— Start —

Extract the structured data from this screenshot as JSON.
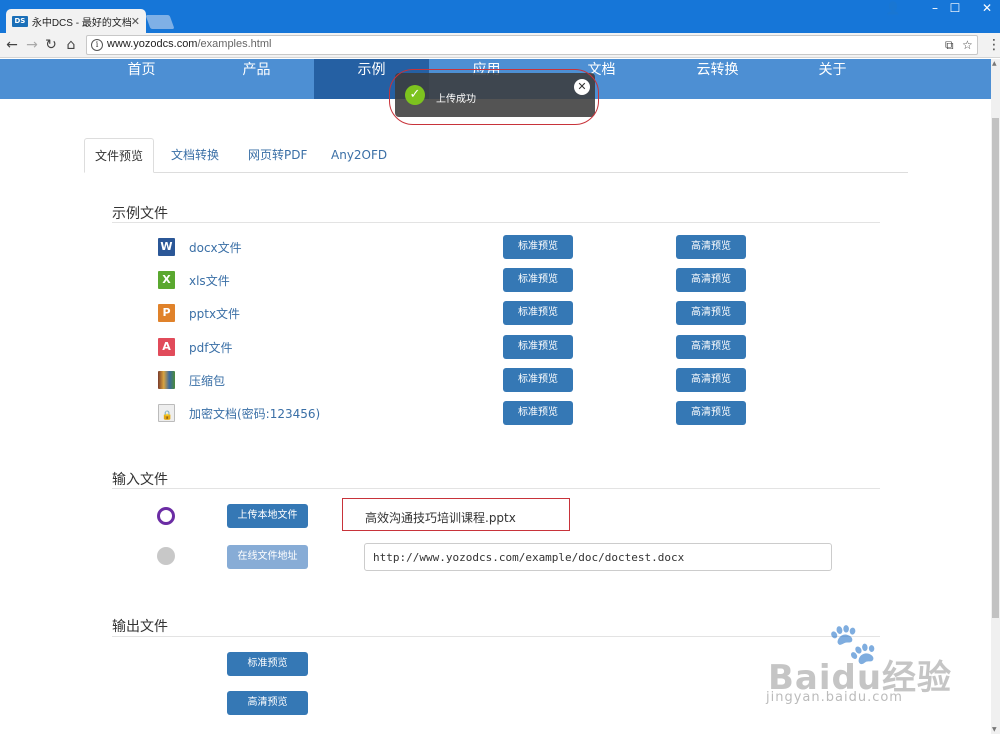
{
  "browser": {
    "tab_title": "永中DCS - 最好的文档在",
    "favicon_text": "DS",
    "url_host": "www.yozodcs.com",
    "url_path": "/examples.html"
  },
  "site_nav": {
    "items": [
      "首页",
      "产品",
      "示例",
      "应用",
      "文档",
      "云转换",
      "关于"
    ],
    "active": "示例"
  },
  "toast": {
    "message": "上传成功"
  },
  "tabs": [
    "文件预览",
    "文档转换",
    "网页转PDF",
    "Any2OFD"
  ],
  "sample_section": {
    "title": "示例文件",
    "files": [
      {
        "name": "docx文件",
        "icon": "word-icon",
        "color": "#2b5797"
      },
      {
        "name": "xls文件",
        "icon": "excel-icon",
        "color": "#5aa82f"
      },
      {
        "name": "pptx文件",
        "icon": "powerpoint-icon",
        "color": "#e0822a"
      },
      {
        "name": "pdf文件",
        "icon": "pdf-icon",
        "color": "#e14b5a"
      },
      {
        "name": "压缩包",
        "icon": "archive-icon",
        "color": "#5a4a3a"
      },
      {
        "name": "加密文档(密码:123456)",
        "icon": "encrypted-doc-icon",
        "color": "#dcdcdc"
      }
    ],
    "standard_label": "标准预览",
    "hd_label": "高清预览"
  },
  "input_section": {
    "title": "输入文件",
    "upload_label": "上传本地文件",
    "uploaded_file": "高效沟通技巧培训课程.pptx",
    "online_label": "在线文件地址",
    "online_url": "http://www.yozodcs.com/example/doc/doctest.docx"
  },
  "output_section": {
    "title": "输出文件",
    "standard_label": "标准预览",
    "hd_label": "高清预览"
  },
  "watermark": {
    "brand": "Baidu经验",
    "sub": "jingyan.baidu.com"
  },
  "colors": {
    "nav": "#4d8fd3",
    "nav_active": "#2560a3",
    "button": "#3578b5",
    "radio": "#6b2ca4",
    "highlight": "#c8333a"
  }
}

— End —
— Start —

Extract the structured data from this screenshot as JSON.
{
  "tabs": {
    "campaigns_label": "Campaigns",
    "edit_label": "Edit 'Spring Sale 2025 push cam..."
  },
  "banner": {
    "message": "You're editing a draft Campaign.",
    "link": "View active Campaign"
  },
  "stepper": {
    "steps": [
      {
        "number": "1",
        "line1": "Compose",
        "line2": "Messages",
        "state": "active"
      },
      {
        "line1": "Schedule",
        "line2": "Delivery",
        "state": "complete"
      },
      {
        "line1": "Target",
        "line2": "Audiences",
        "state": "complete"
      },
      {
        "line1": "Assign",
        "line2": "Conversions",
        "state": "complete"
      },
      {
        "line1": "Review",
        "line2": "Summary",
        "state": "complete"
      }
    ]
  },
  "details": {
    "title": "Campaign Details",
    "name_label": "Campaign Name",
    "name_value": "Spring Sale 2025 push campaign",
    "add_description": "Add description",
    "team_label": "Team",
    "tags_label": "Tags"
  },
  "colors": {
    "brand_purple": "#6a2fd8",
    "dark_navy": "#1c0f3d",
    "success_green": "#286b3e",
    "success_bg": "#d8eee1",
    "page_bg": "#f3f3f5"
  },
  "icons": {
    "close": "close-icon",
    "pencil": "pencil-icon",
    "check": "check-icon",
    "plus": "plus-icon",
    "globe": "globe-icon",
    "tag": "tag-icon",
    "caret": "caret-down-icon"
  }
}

— End —

▶ STATED GOAL: Find every line with "yozodcs" in the listing and state how many there are, nothing else.

▶ SOLUTION TO THE EXERCISE: 2